--- Begin Data to use ---
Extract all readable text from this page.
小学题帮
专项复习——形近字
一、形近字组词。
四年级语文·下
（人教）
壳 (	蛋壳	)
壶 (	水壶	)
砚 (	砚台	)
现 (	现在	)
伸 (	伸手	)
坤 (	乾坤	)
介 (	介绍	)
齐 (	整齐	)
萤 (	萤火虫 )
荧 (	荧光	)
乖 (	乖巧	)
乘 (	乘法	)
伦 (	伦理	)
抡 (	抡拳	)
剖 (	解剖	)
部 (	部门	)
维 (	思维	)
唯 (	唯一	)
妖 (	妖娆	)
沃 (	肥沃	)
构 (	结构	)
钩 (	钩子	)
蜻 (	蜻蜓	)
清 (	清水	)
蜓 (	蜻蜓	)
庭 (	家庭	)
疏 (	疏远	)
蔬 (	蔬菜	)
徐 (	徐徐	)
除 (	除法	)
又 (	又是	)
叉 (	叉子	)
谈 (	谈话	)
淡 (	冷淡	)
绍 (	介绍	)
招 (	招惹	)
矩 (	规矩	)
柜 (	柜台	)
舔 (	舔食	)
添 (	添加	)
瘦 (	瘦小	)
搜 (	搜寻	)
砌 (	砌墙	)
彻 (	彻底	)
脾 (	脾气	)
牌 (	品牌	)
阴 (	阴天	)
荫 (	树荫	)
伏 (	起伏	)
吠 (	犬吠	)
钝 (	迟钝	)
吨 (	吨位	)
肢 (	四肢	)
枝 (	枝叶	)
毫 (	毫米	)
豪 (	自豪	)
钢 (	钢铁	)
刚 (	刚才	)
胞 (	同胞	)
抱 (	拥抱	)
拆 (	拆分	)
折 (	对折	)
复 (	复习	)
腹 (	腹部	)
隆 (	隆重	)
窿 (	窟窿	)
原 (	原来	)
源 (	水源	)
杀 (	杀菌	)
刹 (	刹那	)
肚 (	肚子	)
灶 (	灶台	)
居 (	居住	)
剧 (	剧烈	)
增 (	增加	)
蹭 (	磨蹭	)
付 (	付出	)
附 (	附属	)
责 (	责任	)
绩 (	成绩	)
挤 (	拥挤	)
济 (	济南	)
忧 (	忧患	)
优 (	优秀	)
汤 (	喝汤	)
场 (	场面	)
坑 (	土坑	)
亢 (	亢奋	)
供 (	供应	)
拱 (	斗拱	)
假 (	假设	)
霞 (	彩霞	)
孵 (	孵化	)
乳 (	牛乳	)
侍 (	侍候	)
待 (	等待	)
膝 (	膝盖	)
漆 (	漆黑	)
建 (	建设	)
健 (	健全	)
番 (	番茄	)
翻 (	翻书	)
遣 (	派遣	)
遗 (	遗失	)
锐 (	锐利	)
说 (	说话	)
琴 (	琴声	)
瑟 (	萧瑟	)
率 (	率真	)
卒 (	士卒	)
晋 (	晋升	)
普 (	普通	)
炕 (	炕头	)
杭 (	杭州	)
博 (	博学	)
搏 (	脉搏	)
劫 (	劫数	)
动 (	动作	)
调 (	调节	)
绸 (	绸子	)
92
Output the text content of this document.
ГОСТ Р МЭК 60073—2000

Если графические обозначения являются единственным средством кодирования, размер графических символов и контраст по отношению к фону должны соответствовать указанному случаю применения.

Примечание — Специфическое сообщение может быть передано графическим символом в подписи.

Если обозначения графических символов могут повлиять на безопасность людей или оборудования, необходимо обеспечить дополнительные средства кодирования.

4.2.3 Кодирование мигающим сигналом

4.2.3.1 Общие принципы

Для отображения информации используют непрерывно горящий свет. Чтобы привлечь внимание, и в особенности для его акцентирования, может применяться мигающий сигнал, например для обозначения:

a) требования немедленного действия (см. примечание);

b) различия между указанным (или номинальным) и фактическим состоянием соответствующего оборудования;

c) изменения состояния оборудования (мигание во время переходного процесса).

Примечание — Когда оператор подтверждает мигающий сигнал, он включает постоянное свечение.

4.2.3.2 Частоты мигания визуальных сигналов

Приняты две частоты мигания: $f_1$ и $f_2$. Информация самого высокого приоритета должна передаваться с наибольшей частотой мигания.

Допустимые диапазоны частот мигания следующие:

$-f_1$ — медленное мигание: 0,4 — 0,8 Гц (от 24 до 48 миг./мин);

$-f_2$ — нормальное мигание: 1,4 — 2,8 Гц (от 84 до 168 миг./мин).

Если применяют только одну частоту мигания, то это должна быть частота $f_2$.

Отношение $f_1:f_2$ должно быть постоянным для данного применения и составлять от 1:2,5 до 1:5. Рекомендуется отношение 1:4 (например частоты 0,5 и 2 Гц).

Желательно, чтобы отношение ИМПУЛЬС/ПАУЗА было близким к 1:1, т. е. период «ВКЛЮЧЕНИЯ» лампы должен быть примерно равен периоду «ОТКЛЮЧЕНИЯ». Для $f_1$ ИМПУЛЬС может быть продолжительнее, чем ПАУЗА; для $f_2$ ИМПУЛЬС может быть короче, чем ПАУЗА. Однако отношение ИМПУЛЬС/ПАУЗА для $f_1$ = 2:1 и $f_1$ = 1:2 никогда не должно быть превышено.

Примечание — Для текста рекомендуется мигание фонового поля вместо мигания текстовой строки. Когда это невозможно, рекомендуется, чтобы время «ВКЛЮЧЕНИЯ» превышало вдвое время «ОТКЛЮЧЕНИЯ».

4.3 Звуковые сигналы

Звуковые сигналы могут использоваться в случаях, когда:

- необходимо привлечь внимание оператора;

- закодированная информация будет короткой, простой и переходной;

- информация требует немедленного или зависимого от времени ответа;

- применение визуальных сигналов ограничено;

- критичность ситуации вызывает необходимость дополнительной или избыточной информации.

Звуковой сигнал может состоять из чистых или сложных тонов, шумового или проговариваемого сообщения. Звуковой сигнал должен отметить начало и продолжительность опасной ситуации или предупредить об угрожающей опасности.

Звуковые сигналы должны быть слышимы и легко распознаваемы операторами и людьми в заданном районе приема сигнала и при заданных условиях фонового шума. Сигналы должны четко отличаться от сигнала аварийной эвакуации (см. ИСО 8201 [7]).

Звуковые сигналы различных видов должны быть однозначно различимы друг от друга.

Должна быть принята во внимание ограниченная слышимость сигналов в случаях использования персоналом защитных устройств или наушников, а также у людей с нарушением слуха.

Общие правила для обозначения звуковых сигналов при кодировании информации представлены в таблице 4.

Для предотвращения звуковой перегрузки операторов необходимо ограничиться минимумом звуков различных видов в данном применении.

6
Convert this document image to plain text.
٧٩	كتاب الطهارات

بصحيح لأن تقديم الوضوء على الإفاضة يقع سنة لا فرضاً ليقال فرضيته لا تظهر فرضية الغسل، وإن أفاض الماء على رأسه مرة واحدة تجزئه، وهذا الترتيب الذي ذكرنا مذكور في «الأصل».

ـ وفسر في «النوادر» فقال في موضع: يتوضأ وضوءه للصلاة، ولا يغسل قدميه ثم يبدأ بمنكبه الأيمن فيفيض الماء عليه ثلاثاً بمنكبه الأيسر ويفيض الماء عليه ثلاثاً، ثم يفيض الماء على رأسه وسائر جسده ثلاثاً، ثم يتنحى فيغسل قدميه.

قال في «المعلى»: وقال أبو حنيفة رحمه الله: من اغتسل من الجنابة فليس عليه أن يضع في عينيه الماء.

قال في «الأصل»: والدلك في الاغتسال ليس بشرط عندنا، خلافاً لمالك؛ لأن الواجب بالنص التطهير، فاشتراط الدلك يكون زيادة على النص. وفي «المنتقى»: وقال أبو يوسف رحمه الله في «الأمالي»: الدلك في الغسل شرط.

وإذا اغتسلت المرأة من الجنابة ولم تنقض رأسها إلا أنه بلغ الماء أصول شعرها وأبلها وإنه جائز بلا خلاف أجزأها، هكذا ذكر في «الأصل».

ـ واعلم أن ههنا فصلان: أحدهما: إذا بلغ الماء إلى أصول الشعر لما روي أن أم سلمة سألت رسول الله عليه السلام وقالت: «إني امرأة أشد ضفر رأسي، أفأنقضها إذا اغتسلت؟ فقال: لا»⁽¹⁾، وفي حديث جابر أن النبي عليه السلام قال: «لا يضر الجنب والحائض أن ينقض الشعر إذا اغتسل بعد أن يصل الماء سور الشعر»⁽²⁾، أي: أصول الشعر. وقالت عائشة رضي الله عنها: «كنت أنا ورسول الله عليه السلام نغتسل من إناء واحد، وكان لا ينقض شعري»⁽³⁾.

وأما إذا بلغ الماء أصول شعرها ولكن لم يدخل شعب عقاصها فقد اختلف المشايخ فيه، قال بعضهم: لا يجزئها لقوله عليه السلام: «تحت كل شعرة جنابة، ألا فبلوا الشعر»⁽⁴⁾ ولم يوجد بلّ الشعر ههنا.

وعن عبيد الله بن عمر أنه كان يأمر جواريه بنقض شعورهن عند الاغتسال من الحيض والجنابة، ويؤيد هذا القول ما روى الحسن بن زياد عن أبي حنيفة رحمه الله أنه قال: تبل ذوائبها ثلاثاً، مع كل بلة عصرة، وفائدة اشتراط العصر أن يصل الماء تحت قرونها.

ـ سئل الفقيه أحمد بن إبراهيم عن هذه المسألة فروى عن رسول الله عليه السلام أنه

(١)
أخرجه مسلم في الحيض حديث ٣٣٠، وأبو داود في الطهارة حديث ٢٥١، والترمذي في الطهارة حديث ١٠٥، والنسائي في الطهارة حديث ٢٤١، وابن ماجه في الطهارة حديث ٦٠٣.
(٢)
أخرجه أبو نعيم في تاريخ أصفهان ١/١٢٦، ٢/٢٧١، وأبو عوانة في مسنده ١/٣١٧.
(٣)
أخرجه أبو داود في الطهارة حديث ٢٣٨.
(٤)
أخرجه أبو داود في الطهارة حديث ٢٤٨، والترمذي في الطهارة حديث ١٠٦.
--- End Data to use ---
Stated exercise | Reproduce every line of the listing above in which the string "أخرجه" appears.

Exercise output |
أخرجه مسلم في الحيض حديث ٣٣٠، وأبو داود في الطهارة حديث ٢٥١، والترمذي في الطهارة حديث ١٠٥، والنسائي في الطهارة حديث ٢٤١، وابن ماجه في الطهارة حديث ٦٠٣.
أخرجه أبو نعيم في تاريخ أصفهان ١/١٢٦، ٢/٢٧١، وأبو عوانة في مسنده ١/٣١٧.
أخرجه أبو داود في الطهارة حديث ٢٣٨.
أخرجه أبو داود في الطهارة حديث ٢٤٨، والترمذي في الطهارة حديث ١٠٦.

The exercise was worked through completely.